__SOURCE PASSAGE__:

- - -

Forty is the New Fifty: Mavs' Luka Doncic vs. Dak Prescott's Cowboys?

Luka eyeing 60, Cowboys on verge of 26-year success, Rangers land an ace, Prime Time's past time, and bad decisions lead to good deeds, all in this week's DFW sports notebook.

WHITT'S END 12.9.22:

Whether you’re at the end of your coffee, your day, your week or even your rope, welcome to Whitt’s End …

*There’s no “i” in team. But there are two in “scoring points.”

While DFW doesn’t have any team trophies to boast the last 11 years, we have been treated to a dizzying amount of points. In particular, by the Dallas Cowboys and Luka Doncic of the Dallas Mavericks.

So much so that, at this point, it’s a fascinating race to see who produces the most – rare – 40-point games by year’s end.

Doncic has topped the number five times; the Cowboys three times in their last five. Luka’s Mavs are 4-1 when he tops 40. Dak Prescott’s Cowboys are 3-0, beating the Bears (49), Vikings (40) and Colts (54) since Halloween. Since the start of last season they’ve topped 40 eight times, two more than any other team.

The Cowboys could – should? – make it an unprecedented four times in six games Sunday at home against the lowly Houston Texans. Coach Lovie Smith’s defense is one of the worst in the NFL, giving up 160 rushing yards per game on its way to a league-worst point differential of -99. The Cowboys, who are No. 1 at +127, are favored by a whopping 17 points, most for an NFL game this season.

In their last 15 games, the Cowboys have scored 40+ five times and 50+ three times. Luka has topped 50 only once, with 51 against the Clippers last February.

Who scores 60 in a game first?

*In the wake of Brittney Griner’s release, Micah Parsons is all of us.

Reactionary. Happy. Dissatisfied. Tribal. Ignorant. And in the end, thankfully, introspective.

International prison swaps with communist dictators are dicey, complex undertakings. Insulting that we – I’m looking in the mirror – pretend to understand diplomacy better than our country’s experienced career professionals, based on nothing more than our political leanings and world view in black-and-white as much as red, white and blue.

Like a lot of us, the Cowboys’ defensive maven initially rushed through a range of emotions.

Yay, an American is coming home! But wait, a basketball player over a marine?! Did we just make the worst trade since Amari Cooper for a 5th-rounder? It’s not a perfect day, but a happy one.

The reaction to Parsons’ reactions was also, fittingly, reactionary.

- - -

__DATA EXTRACT__:

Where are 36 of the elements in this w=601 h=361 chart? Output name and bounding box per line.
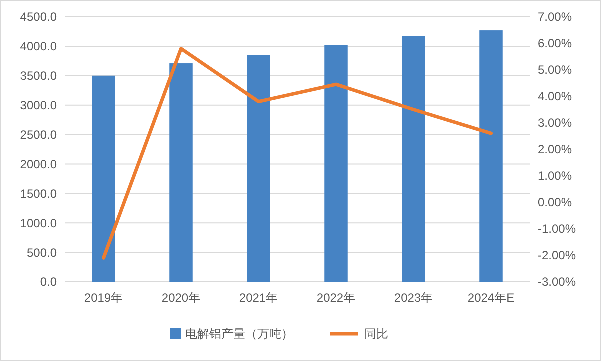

- - -

__EXERCISE INSTRUCTIONS__: Translate this sentence from the sports column into Spanish: "Luka has topped 50 only once, with 51 against the Clippers last February."

__ANSWER FOR THIS EXERCISE__: Luka ha superado los 50 solo una vez, con 51 ante los Clippers el pasado febrero.